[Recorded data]
──────────
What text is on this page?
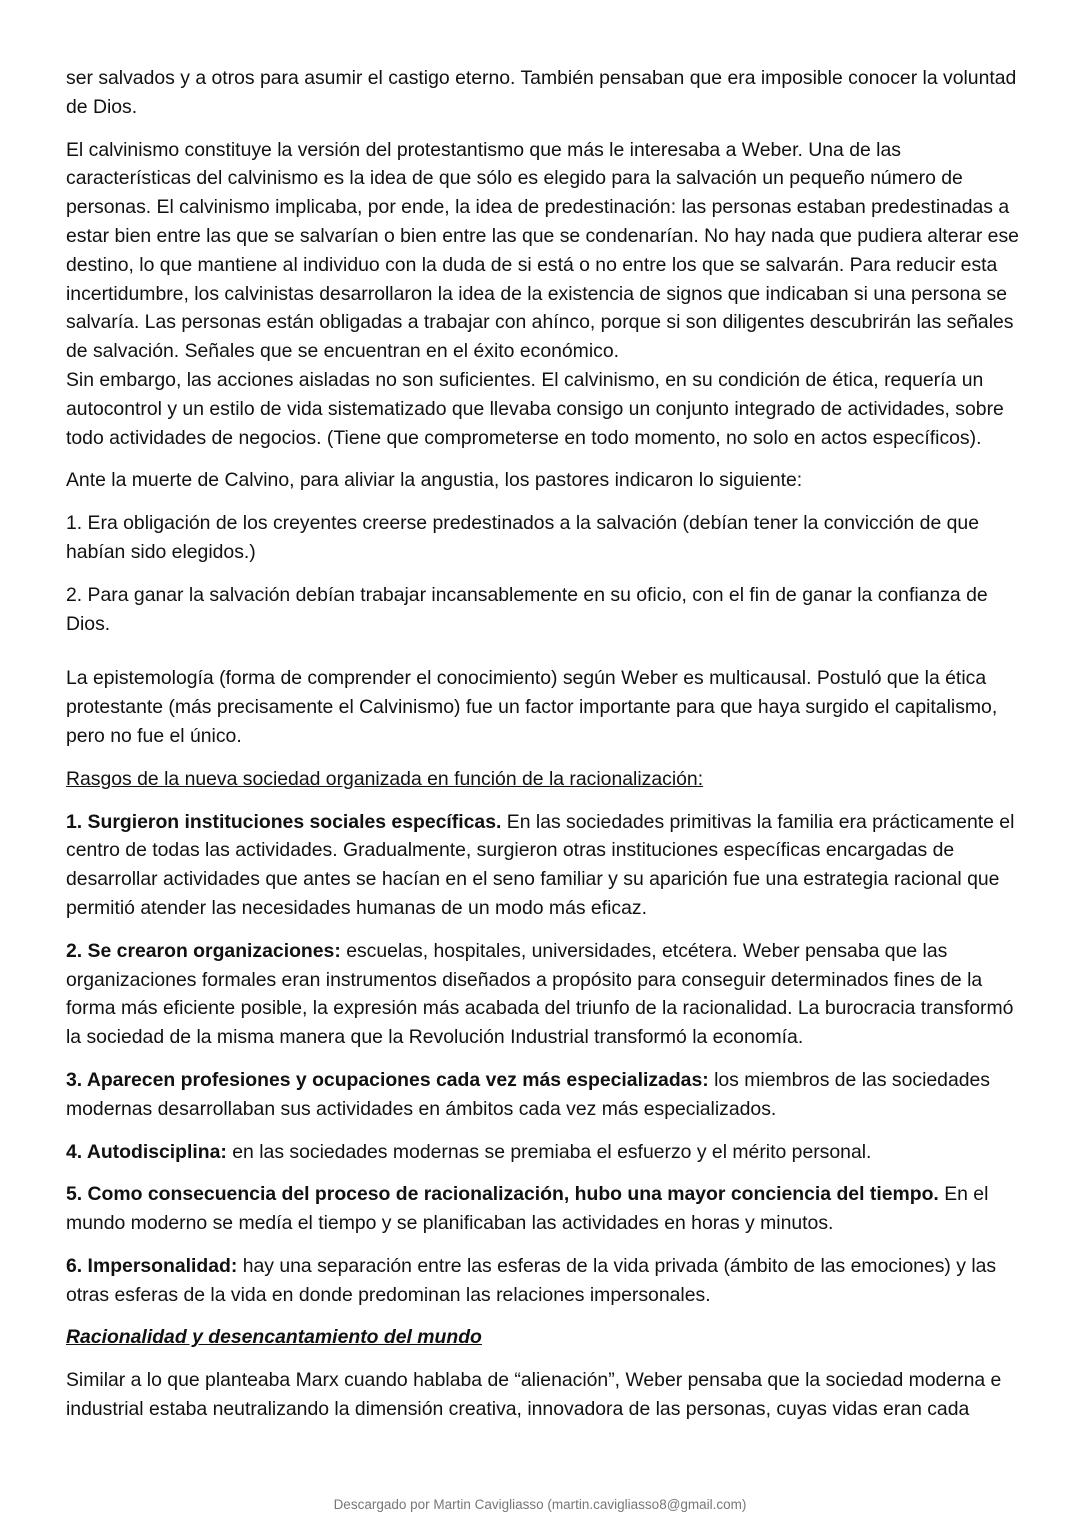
ser salvados y a otros para asumir el castigo eterno. También pensaban que era imposible conocer la voluntad de Dios.

El calvinismo constituye la versión del protestantismo que más le interesaba a Weber. Una de las características del calvinismo es la idea de que sólo es elegido para la salvación un pequeño número de personas. El calvinismo implicaba, por ende, la idea de predestinación: las personas estaban predestinadas a estar bien entre las que se salvarían o bien entre las que se condenarían. No hay nada que pudiera alterar ese destino, lo que mantiene al individuo con la duda de si está o no entre los que se salvarán. Para reducir esta incertidumbre, los calvinistas desarrollaron la idea de la existencia de signos que indicaban si una persona se salvaría. Las personas están obligadas a trabajar con ahínco, porque si son diligentes descubrirán las señales de salvación. Señales que se encuentran en el éxito económico.

Sin embargo, las acciones aisladas no son suficientes. El calvinismo, en su condición de ética, requería un autocontrol y un estilo de vida sistematizado que llevaba consigo un conjunto integrado de actividades, sobre todo actividades de negocios. (Tiene que comprometerse en todo momento, no solo en actos específicos).

Ante la muerte de Calvino, para aliviar la angustia, los pastores indicaron lo siguiente:

1. Era obligación de los creyentes creerse predestinados a la salvación (debían tener la convicción de que habían sido elegidos.)

2. Para ganar la salvación debían trabajar incansablemente en su oficio, con el fin de ganar la confianza de Dios.

La epistemología (forma de comprender el conocimiento) según Weber es multicausal. Postuló que la ética protestante (más precisamente el Calvinismo) fue un factor importante para que haya surgido el capitalismo, pero no fue el único.

Rasgos de la nueva sociedad organizada en función de la racionalización:

1. Surgieron instituciones sociales específicas. En las sociedades primitivas la familia era prácticamente el centro de todas las actividades. Gradualmente, surgieron otras instituciones específicas encargadas de desarrollar actividades que antes se hacían en el seno familiar y su aparición fue una estrategia racional que permitió atender las necesidades humanas de un modo más eficaz.

2. Se crearon organizaciones: escuelas, hospitales, universidades, etcétera. Weber pensaba que las organizaciones formales eran instrumentos diseñados a propósito para conseguir determinados fines de la forma más eficiente posible, la expresión más acabada del triunfo de la racionalidad. La burocracia transformó la sociedad de la misma manera que la Revolución Industrial transformó la economía.

3. Aparecen profesiones y ocupaciones cada vez más especializadas: los miembros de las sociedades modernas desarrollaban sus actividades en ámbitos cada vez más especializados.

4. Autodisciplina: en las sociedades modernas se premiaba el esfuerzo y el mérito personal.

5. Como consecuencia del proceso de racionalización, hubo una mayor conciencia del tiempo. En el mundo moderno se medía el tiempo y se planificaban las actividades en horas y minutos.

6. Impersonalidad: hay una separación entre las esferas de la vida privada (ámbito de las emociones) y las otras esferas de la vida en donde predominan las relaciones impersonales.

Racionalidad y desencantamiento del mundo

Similar a lo que planteaba Marx cuando hablaba de “alienación”, Weber pensaba que la sociedad moderna e industrial estaba neutralizando la dimensión creativa, innovadora de las personas, cuyas vidas eran cada

Descargado por Martin Cavigliasso (martin.cavigliasso8@gmail.com)
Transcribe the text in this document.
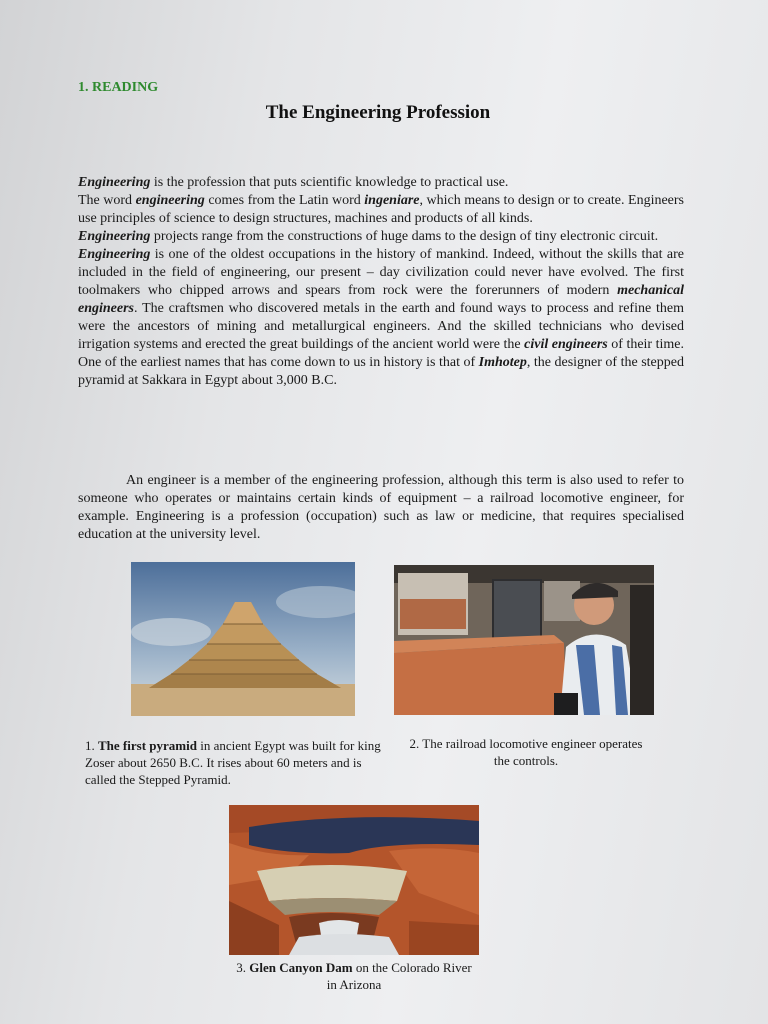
1. READING
The Engineering Profession

Engineering is the profession that puts scientific knowledge to practical use.

The word engineering comes from the Latin word ingeniare, which means to design or to create. Engineers use principles of science to design structures, machines and products of all kinds.

Engineering projects range from the constructions of huge dams to the design of tiny electronic circuit.

Engineering is one of the oldest occupations in the history of mankind. Indeed, without the skills that are included in the field of engineering, our present – day civilization could never have evolved. The first toolmakers who chipped arrows and spears from rock were the forerunners of modern mechanical engineers. The craftsmen who discovered metals in the earth and found ways to process and refine them were the ancestors of mining and metallurgical engineers. And the skilled technicians who devised irrigation systems and erected the great buildings of the ancient world were the civil engineers of their time. One of the earliest names that has come down to us in history is that of Imhotep, the designer of the stepped pyramid at Sakkara in Egypt about 3,000 B.C.

An engineer is a member of the engineering profession, although this term is also used to refer to someone who operates or maintains certain kinds of equipment – a railroad locomotive engineer, for example. Engineering is a profession (occupation) such as law or medicine, that requires specialised education at the university level.

1. The first pyramid in ancient Egypt was built for king Zoser about 2650 B.C. It rises about 60 meters and is called the Stepped Pyramid.
2. The railroad locomotive engineer operates the controls.
3. Glen Canyon Dam on the Colorado River in Arizona
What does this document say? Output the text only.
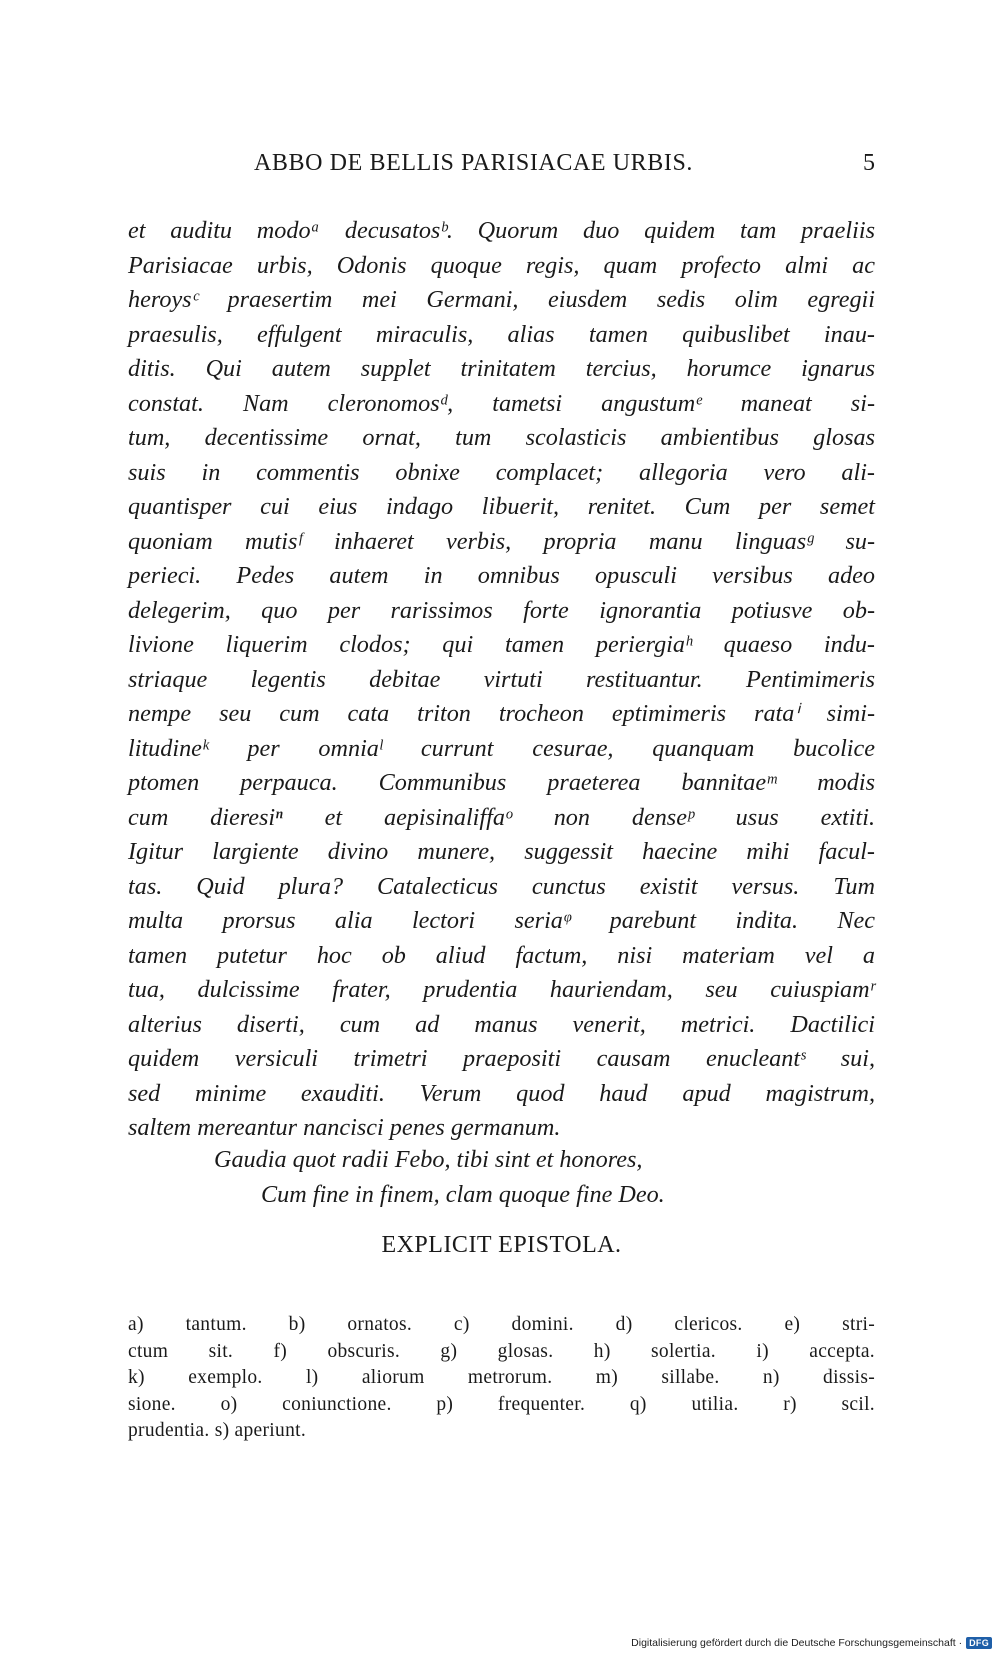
ABBO DE BELLIS PARISIACAE URBIS.	5
et auditu modoᵃ decusatosᵇ. Quorum duo quidem tam praeliis
Parisiacae urbis, Odonis quoque regis, quam profecto almi ac
heroysᶜ praesertim mei Germani, eiusdem sedis olim egregii
praesulis, effulgent miraculis, alias tamen quibuslibet inau-
ditis. Qui autem supplet trinitatem tercius, horumce ignarus
constat. Nam cleronomosᵈ, tametsi angustumᵉ maneat si-
tum, decentissime ornat, tum scolasticis ambientibus glosas
suis in commentis obnixe complacet; allegoria vero ali-
quantisper cui eius indago libuerit, renitet. Cum per semet
quoniam mutisᶠ inhaeret verbis, propria manu linguasᵍ su-
perieci. Pedes autem in omnibus opusculi versibus adeo
delegerim, quo per rarissimos forte ignorantia potiusve ob-
livione liquerim clodos; qui tamen periergiaʰ quaeso indu-
striaque legentis debitae virtuti restituantur. Pentimimeris
nempe seu cum cata triton trocheon eptimimeris rataⁱ simi-
litudineᵏ per omniaˡ currunt cesurae, quanquam bucolice
ptomen perpauca. Communibus praeterea bannitaeᵐ modis
cum dieresiⁿ et aepisinaliffaᵒ non denseᵖ usus extiti.
Igitur largiente divino munere, suggessit haecine mihi facul-
tas. Quid plura? Catalecticus cunctus existit versus. Tum
multa prorsus alia lectori seriaᵠ parebunt indita. Nec
tamen putetur hoc ob aliud factum, nisi materiam vel a
tua, dulcissime frater, prudentia hauriendam, seu cuiuspiamʳ
alterius diserti, cum ad manus venerit, metrici. Dactilici
quidem versiculi trimetri praepositi causam enucleantˢ sui,
sed minime exauditi. Verum quod haud apud magistrum,
saltem mereantur nancisci penes germanum.
Gaudia quot radii Febo, tibi sint et honores,
Cum fine in finem, clam quoque fine Deo.
EXPLICIT EPISTOLA.
a) tantum. b) ornatos. c) domini. d) clericos. e) stri-
ctum sit. f) obscuris. g) glosas. h) solertia. i) accepta.
k) exemplo. l) aliorum metrorum. m) sillabe. n) dissis-
sione. o) coniunctione. p) frequenter. q) utilia. r) scil.
prudentia. s) aperiunt.
Digitalisierung gefördert durch die Deutsche Forschungsgemeinschaft · DFG
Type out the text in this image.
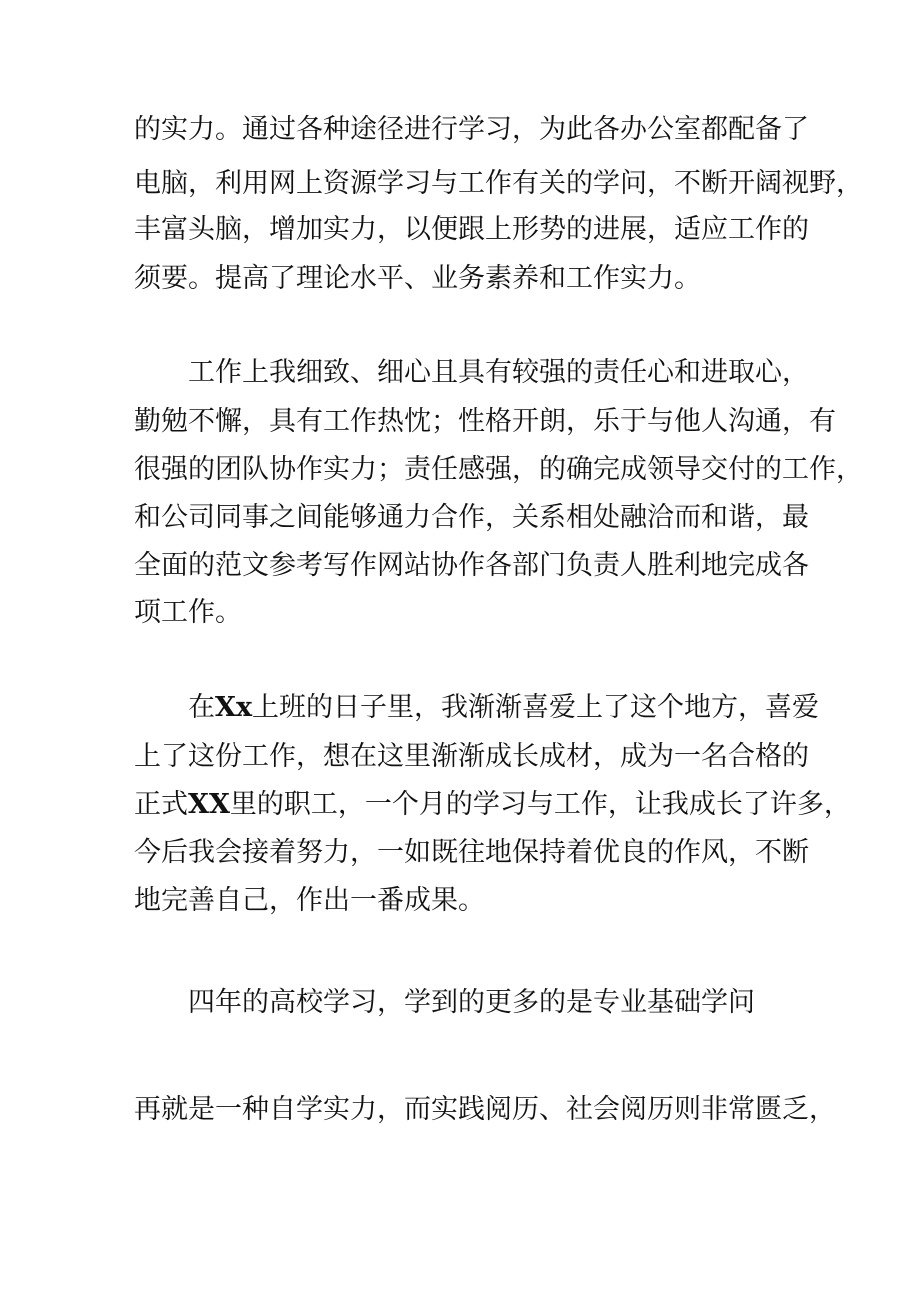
的实力。通过各种途径进行学习，为此各办公室都配备了

电脑，利用网上资源学习与工作有关的学问，不断开阔视野，

丰富头脑，增加实力，以便跟上形势的进展，适应工作的

须要。提高了理论水平、业务素养和工作实力。

工作上我细致、细心且具有较强的责任心和进取心，

勤勉不懈，具有工作热忱；性格开朗，乐于与他人沟通，有

很强的团队协作实力；责任感强，的确完成领导交付的工作，

和公司同事之间能够通力合作，关系相处融洽而和谐，最

全面的范文参考写作网站协作各部门负责人胜利地完成各

项工作。

在Xx上班的日子里，我渐渐喜爱上了这个地方，喜爱

上了这份工作，想在这里渐渐成长成材，成为一名合格的

正式XX里的职工，一个月的学习与工作，让我成长了许多，

今后我会接着努力，一如既往地保持着优良的作风，不断

地完善自己，作出一番成果。

四年的高校学习，学到的更多的是专业基础学问

再就是一种自学实力，而实践阅历、社会阅历则非常匮乏，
──────────
= What to work on =
Go through the material line by line. Show each line that contains the string "forma".

= Task answer =
La epistemología (forma de comprender el conocimiento) según Weber es multicausal. Postuló que la ética protestante (más precisamente el Calvinismo) fue un factor importante para que haya surgido el capitalismo, pero no fue el único.
2. Se crearon organizaciones: escuelas, hospitales, universidades, etcétera. Weber pensaba que las organizaciones formales eran instrumentos diseñados a propósito para conseguir determinados fines de la forma más eficiente posible, la expresión más acabada del triunfo de la racionalidad. La burocracia transformó la sociedad de la misma manera que la Revolución Industrial transformó la economía.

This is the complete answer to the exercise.